§ What needs to be done
Find how many lines contain the word "screenshot" and state that number alone.
— Start of Records for the exercise —
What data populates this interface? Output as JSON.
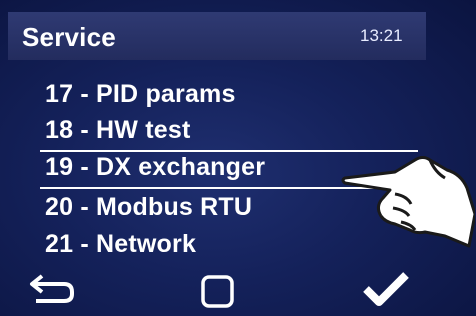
{
  "header": {
    "title": "Service",
    "time": "13:21"
  },
  "menu": {
    "items": [
      {
        "label": "17 - PID params"
      },
      {
        "label": "18 - HW test"
      },
      {
        "label": "19 - DX exchanger",
        "selected": true
      },
      {
        "label": "20 - Modbus RTU"
      },
      {
        "label": "21 - Network"
      }
    ]
  },
  "softkeys": {
    "left_icon": "back-arrow-icon",
    "center_icon": "square-icon",
    "right_icon": "checkmark-icon"
  },
  "colors": {
    "background": "#14215a",
    "header": "#2a3468",
    "text": "#ffffff"
  }
}
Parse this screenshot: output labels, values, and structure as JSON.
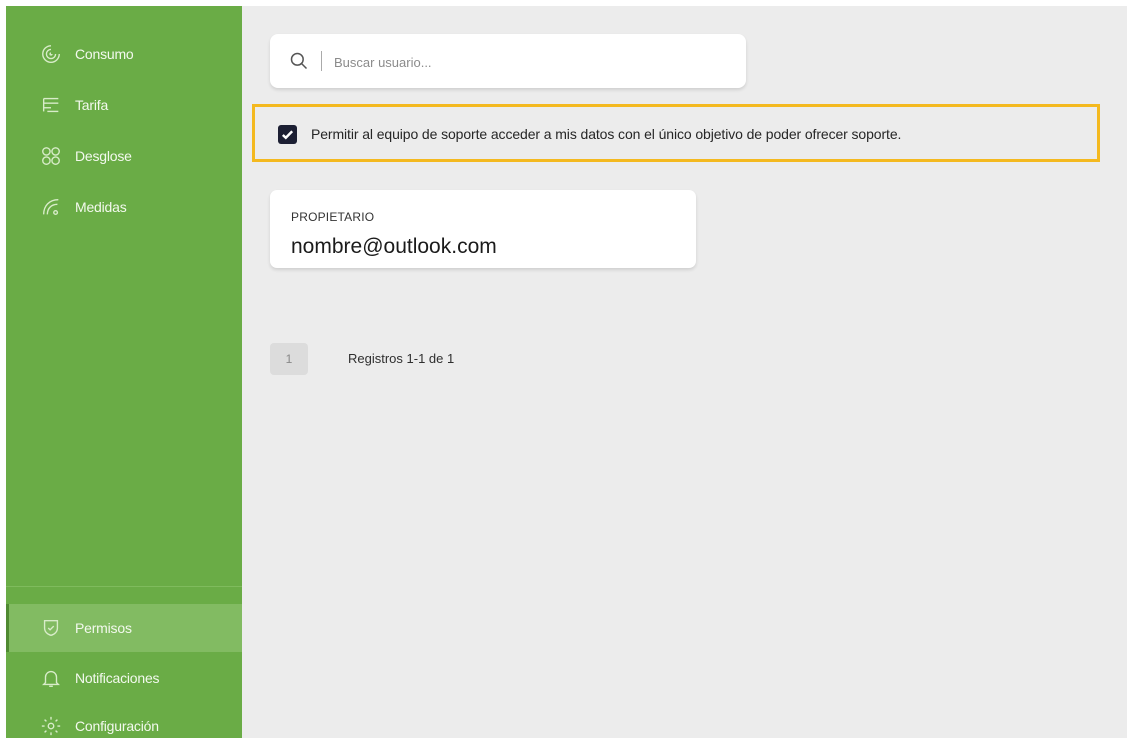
{
  "sidebar": {
    "top_items": [
      {
        "label": "Consumo",
        "icon": "spiral-gauge-icon"
      },
      {
        "label": "Tarifa",
        "icon": "tariff-lines-icon"
      },
      {
        "label": "Desglose",
        "icon": "breakdown-circles-icon"
      },
      {
        "label": "Medidas",
        "icon": "meter-signal-icon"
      }
    ],
    "bottom_items": [
      {
        "label": "Permisos",
        "icon": "shield-check-icon",
        "active": true
      },
      {
        "label": "Notificaciones",
        "icon": "bell-icon"
      },
      {
        "label": "Configuración",
        "icon": "gear-icon"
      }
    ]
  },
  "search": {
    "placeholder": "Buscar usuario...",
    "value": ""
  },
  "consent": {
    "checked": true,
    "text": "Permitir al equipo de soporte acceder a mis datos con el único objetivo de poder ofrecer soporte."
  },
  "owner": {
    "label": "PROPIETARIO",
    "email": "nombre@outlook.com"
  },
  "pagination": {
    "current_page": "1",
    "records_text": "Registros 1-1 de 1"
  },
  "colors": {
    "sidebar": "#6aac46",
    "highlight_frame": "#f4b91f",
    "checkbox": "#1c1f33",
    "content_bg": "#ececec"
  }
}
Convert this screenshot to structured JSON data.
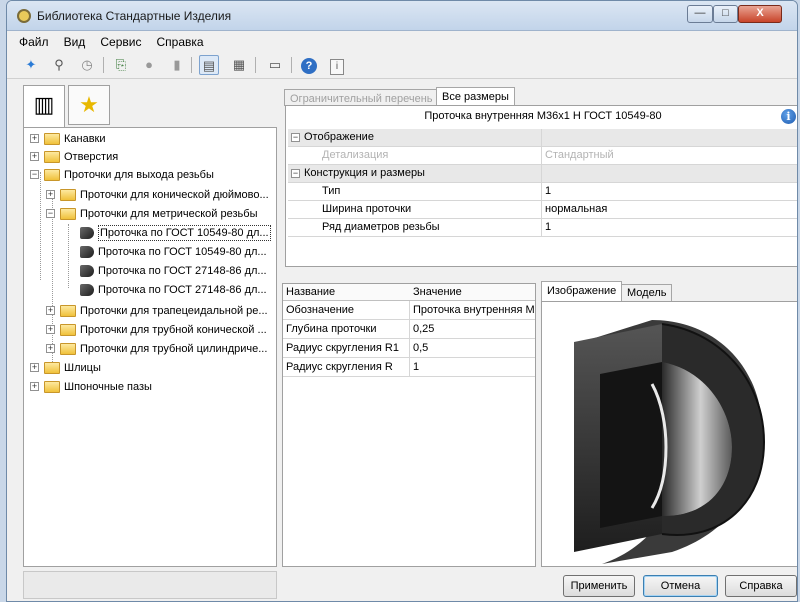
— End of Records for the exercise —
§ Task output
2